Transcribe the material from the beginning through the line containing "freq-label: Freq [290,227,314,241]", including that line, reproducing each line with no changes.

╭─ Stored records

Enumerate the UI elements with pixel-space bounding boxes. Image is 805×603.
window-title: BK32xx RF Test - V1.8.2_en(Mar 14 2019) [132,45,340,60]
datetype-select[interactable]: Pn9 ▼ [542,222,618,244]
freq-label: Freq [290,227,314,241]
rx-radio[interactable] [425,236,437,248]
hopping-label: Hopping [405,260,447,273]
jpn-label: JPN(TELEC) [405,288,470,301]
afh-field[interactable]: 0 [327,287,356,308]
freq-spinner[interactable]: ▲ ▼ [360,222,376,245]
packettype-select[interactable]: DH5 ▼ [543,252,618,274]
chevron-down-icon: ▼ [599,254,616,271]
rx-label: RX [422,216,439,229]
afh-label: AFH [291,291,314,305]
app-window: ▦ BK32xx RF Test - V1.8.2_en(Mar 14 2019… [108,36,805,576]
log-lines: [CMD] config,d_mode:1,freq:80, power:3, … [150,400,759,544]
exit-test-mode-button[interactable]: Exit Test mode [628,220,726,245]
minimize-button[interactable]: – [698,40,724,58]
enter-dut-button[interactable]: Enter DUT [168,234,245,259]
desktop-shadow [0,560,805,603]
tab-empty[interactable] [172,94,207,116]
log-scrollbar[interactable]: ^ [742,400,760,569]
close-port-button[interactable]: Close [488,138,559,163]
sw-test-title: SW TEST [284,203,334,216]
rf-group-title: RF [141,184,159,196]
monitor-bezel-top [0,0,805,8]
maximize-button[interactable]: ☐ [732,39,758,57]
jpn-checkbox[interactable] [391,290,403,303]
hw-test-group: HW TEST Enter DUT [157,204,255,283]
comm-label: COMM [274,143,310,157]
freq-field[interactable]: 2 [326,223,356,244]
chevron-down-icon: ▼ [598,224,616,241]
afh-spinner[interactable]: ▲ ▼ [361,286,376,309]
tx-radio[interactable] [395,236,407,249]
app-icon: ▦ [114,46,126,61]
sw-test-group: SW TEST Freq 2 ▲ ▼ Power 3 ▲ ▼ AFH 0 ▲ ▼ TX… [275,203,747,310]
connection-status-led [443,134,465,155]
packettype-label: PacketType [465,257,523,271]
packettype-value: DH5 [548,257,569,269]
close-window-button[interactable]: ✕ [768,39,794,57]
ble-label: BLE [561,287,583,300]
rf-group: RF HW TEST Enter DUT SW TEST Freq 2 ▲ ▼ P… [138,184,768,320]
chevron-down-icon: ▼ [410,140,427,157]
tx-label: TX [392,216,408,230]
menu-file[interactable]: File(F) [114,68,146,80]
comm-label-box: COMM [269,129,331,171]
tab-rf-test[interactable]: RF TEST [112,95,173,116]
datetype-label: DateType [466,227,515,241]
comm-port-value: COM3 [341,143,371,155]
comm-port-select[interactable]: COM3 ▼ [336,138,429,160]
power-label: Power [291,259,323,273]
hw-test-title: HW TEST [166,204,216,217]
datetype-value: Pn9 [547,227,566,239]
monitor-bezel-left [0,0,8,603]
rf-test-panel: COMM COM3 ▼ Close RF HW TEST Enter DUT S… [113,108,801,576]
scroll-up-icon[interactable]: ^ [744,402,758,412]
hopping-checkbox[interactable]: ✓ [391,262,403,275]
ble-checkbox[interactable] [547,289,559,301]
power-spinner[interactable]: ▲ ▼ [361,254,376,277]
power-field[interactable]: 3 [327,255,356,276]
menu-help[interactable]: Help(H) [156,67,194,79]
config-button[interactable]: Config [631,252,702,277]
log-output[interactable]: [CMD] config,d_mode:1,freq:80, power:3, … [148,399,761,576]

╰─

=== Output below ===
Enumerate the UI elements with pixel-space bounding boxes. Image is 805×603.
window-title: BK32xx RF Test - V1.8.2_en(Mar 14 2019) [132,45,340,60]
datetype-select[interactable]: Pn9 ▼ [542,222,618,244]
freq-label: Freq [290,227,314,241]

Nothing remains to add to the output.